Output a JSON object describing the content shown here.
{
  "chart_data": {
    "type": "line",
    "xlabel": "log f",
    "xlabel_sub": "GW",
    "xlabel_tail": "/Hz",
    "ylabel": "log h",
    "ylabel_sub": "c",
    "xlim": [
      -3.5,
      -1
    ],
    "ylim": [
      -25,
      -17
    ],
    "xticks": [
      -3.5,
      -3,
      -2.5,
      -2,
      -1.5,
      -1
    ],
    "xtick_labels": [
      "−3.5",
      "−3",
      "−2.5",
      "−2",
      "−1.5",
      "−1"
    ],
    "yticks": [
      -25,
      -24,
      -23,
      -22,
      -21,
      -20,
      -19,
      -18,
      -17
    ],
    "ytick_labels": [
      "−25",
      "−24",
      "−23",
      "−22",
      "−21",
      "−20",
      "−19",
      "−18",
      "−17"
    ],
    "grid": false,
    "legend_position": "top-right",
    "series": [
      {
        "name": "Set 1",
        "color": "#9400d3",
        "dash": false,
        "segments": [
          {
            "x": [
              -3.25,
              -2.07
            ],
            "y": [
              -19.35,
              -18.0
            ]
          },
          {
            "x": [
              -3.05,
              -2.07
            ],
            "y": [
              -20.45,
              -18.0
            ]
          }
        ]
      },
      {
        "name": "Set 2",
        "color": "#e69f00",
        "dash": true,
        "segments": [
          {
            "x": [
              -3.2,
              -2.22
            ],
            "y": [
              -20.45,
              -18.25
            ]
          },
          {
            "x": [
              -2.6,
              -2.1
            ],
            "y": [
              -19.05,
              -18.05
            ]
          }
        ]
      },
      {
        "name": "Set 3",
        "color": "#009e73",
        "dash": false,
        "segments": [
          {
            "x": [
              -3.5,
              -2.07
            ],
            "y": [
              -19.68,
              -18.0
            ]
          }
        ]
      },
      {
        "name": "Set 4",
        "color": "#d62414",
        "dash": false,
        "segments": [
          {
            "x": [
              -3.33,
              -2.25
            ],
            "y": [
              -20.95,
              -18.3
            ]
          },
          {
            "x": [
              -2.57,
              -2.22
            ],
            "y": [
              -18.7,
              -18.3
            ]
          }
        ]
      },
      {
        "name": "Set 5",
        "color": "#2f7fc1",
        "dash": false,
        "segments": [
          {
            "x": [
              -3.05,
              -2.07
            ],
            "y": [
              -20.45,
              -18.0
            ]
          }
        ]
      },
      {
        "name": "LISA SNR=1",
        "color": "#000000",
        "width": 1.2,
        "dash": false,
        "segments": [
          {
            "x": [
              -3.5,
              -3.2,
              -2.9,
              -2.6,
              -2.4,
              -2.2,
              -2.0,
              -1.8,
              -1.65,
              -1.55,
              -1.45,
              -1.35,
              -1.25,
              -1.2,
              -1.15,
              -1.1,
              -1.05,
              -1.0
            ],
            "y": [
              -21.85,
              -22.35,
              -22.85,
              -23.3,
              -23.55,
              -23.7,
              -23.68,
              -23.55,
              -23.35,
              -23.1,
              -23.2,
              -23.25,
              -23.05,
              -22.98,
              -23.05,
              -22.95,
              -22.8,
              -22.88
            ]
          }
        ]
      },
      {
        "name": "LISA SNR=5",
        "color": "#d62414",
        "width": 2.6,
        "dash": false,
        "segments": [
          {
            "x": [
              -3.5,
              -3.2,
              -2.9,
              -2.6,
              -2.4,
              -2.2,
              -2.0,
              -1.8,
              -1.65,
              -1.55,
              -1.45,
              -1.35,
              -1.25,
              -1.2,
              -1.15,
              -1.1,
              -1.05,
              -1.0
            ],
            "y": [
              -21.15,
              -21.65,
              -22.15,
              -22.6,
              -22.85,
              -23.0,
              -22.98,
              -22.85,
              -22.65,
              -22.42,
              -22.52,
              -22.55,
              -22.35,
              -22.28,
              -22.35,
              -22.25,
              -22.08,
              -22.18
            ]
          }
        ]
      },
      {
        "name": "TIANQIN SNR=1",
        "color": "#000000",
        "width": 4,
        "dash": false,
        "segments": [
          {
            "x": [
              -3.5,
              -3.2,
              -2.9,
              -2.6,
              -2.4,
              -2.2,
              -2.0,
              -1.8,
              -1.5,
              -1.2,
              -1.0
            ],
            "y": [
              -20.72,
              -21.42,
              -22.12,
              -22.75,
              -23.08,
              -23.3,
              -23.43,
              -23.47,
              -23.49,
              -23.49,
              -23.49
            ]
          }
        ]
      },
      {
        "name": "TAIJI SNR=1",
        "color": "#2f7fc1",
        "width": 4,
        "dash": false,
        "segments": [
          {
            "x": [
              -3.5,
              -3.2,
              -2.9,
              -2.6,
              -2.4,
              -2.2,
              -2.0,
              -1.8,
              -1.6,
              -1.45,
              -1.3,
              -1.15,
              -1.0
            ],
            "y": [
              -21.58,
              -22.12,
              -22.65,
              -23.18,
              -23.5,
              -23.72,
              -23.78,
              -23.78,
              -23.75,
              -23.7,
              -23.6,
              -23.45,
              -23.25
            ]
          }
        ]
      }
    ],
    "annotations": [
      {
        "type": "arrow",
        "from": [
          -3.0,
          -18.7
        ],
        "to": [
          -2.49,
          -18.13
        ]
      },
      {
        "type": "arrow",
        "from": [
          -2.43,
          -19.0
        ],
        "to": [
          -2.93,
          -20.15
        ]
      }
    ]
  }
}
◆ ◆ ◆ ◆ ◆ ◆ ◆
- STATED PROBLEM
Extract all lines as given.

- CORRECT OUTPUT
Output a JSON object describing the content shown here.
{
  "chart_data": {
    "type": "line",
    "xlabel": "log f",
    "xlabel_sub": "GW",
    "xlabel_tail": "/Hz",
    "ylabel": "log h",
    "ylabel_sub": "c",
    "xlim": [
      -3.5,
      -1
    ],
    "ylim": [
      -25,
      -17
    ],
    "xticks": [
      -3.5,
      -3,
      -2.5,
      -2,
      -1.5,
      -1
    ],
    "xtick_labels": [
      "−3.5",
      "−3",
      "−2.5",
      "−2",
      "−1.5",
      "−1"
    ],
    "yticks": [
      -25,
      -24,
      -23,
      -22,
      -21,
      -20,
      -19,
      -18,
      -17
    ],
    "ytick_labels": [
      "−25",
      "−24",
      "−23",
      "−22",
      "−21",
      "−20",
      "−19",
      "−18",
      "−17"
    ],
    "grid": false,
    "legend_position": "top-right",
    "series": [
      {
        "name": "Set 1",
        "color": "#9400d3",
        "dash": false,
        "segments": [
          {
            "x": [
              -3.25,
              -2.07
            ],
            "y": [
              -19.35,
              -18.0
            ]
          },
          {
            "x": [
              -3.05,
              -2.07
            ],
            "y": [
              -20.45,
              -18.0
            ]
          }
        ]
      },
      {
        "name": "Set 2",
        "color": "#e69f00",
        "dash": true,
        "segments": [
          {
            "x": [
              -3.2,
              -2.22
            ],
            "y": [
              -20.45,
              -18.25
            ]
          },
          {
            "x": [
              -2.6,
              -2.1
            ],
            "y": [
              -19.05,
              -18.05
            ]
          }
        ]
      },
      {
        "name": "Set 3",
        "color": "#009e73",
        "dash": false,
        "segments": [
          {
            "x": [
              -3.5,
              -2.07
            ],
            "y": [
              -19.68,
              -18.0
            ]
          }
        ]
      },
      {
        "name": "Set 4",
        "color": "#d62414",
        "dash": false,
        "segments": [
          {
            "x": [
              -3.33,
              -2.25
            ],
            "y": [
              -20.95,
              -18.3
            ]
          },
          {
            "x": [
              -2.57,
              -2.22
            ],
            "y": [
              -18.7,
              -18.3
            ]
          }
        ]
      },
      {
        "name": "Set 5",
        "color": "#2f7fc1",
        "dash": false,
        "segments": [
          {
            "x": [
              -3.05,
              -2.07
            ],
            "y": [
              -20.45,
              -18.0
            ]
          }
        ]
      },
      {
        "name": "LISA SNR=1",
        "color": "#000000",
        "width": 1.2,
        "dash": false,
        "segments": [
          {
            "x": [
              -3.5,
              -3.2,
              -2.9,
              -2.6,
              -2.4,
              -2.2,
              -2.0,
              -1.8,
              -1.65,
              -1.55,
              -1.45,
              -1.35,
              -1.25,
              -1.2,
              -1.15,
              -1.1,
              -1.05,
              -1.0
            ],
            "y": [
              -21.85,
              -22.35,
              -22.85,
              -23.3,
              -23.55,
              -23.7,
              -23.68,
              -23.55,
              -23.35,
              -23.1,
              -23.2,
              -23.25,
              -23.05,
              -22.98,
              -23.05,
              -22.95,
              -22.8,
              -22.88
            ]
          }
        ]
      },
      {
        "name": "LISA SNR=5",
        "color": "#d62414",
        "width": 2.6,
        "dash": false,
        "segments": [
          {
            "x": [
              -3.5,
              -3.2,
              -2.9,
              -2.6,
              -2.4,
              -2.2,
              -2.0,
              -1.8,
              -1.65,
              -1.55,
              -1.45,
              -1.35,
              -1.25,
              -1.2,
              -1.15,
              -1.1,
              -1.05,
              -1.0
            ],
            "y": [
              -21.15,
              -21.65,
              -22.15,
              -22.6,
              -22.85,
              -23.0,
              -22.98,
              -22.85,
              -22.65,
              -22.42,
              -22.52,
              -22.55,
              -22.35,
              -22.28,
              -22.35,
              -22.25,
              -22.08,
              -22.18
            ]
          }
        ]
      },
      {
        "name": "TIANQIN SNR=1",
        "color": "#000000",
        "width": 4,
        "dash": false,
        "segments": [
          {
            "x": [
              -3.5,
              -3.2,
              -2.9,
              -2.6,
              -2.4,
              -2.2,
              -2.0,
              -1.8,
              -1.5,
              -1.2,
              -1.0
            ],
            "y": [
              -20.72,
              -21.42,
              -22.12,
              -22.75,
              -23.08,
              -23.3,
              -23.43,
              -23.47,
              -23.49,
              -23.49,
              -23.49
            ]
          }
        ]
      },
      {
        "name": "TAIJI SNR=1",
        "color": "#2f7fc1",
        "width": 4,
        "dash": false,
        "segments": [
          {
            "x": [
              -3.5,
              -3.2,
              -2.9,
              -2.6,
              -2.4,
              -2.2,
              -2.0,
              -1.8,
              -1.6,
              -1.45,
              -1.3,
              -1.15,
              -1.0
            ],
            "y": [
              -21.58,
              -22.12,
              -22.65,
              -23.18,
              -23.5,
              -23.72,
              -23.78,
              -23.78,
              -23.75,
              -23.7,
              -23.6,
              -23.45,
              -23.25
            ]
          }
        ]
      }
    ],
    "annotations": [
      {
        "type": "arrow",
        "from": [
          -3.0,
          -18.7
        ],
        "to": [
          -2.49,
          -18.13
        ]
      },
      {
        "type": "arrow",
        "from": [
          -2.43,
          -19.0
        ],
        "to": [
          -2.93,
          -20.15
        ]
      }
    ]
  }
}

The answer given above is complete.